## start Source data

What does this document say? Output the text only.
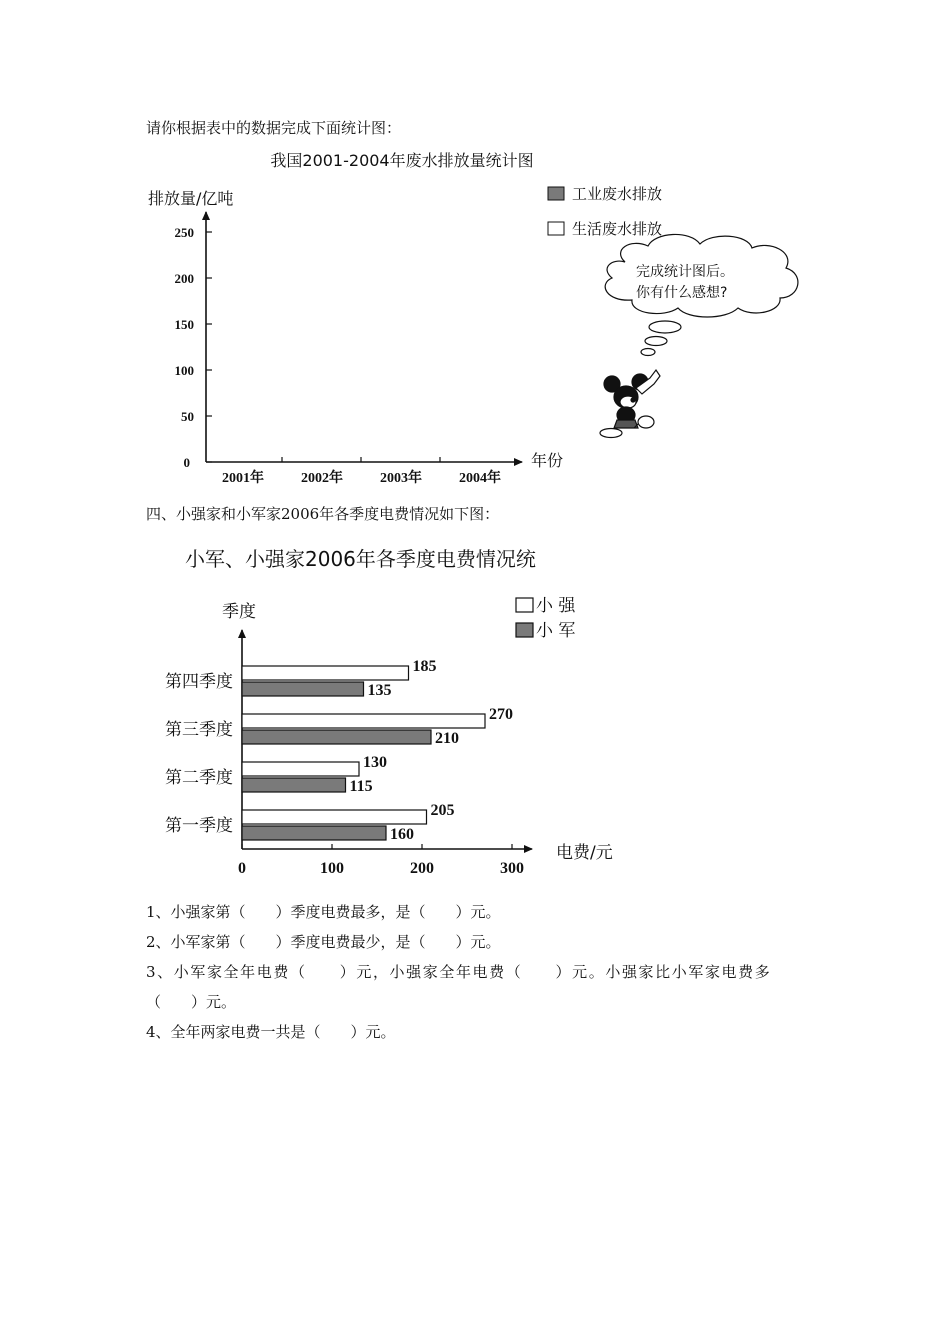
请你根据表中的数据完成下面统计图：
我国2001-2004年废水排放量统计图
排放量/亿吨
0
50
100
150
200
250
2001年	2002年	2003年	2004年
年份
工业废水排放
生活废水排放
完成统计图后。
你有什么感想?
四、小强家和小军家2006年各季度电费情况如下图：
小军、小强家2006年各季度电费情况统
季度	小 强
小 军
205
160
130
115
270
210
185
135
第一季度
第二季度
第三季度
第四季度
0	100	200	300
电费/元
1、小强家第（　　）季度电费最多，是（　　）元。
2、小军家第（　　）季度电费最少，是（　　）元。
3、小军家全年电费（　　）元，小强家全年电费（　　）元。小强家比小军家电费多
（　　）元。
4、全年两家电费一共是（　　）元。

## end Source data

▶ _The request_
Without the pictures, retype the whole of the material above exactly.

▶ _Expected answer_
What does this document say? Output the text only.
请你根据表中的数据完成下面统计图：
我国2001-2004年废水排放量统计图
排放量/亿吨
0
50
100
150
200
250
2001年	2002年	2003年	2004年
年份
工业废水排放
生活废水排放
完成统计图后。
你有什么感想?
四、小强家和小军家2006年各季度电费情况如下图：
小军、小强家2006年各季度电费情况统
季度	小 强
小 军
205
160
130
115
270
210
185
135
第一季度
第二季度
第三季度
第四季度
0	100	200	300
电费/元
1、小强家第（　　）季度电费最多，是（　　）元。
2、小军家第（　　）季度电费最少，是（　　）元。
3、小军家全年电费（　　）元，小强家全年电费（　　）元。小强家比小军家电费多
（　　）元。
4、全年两家电费一共是（　　）元。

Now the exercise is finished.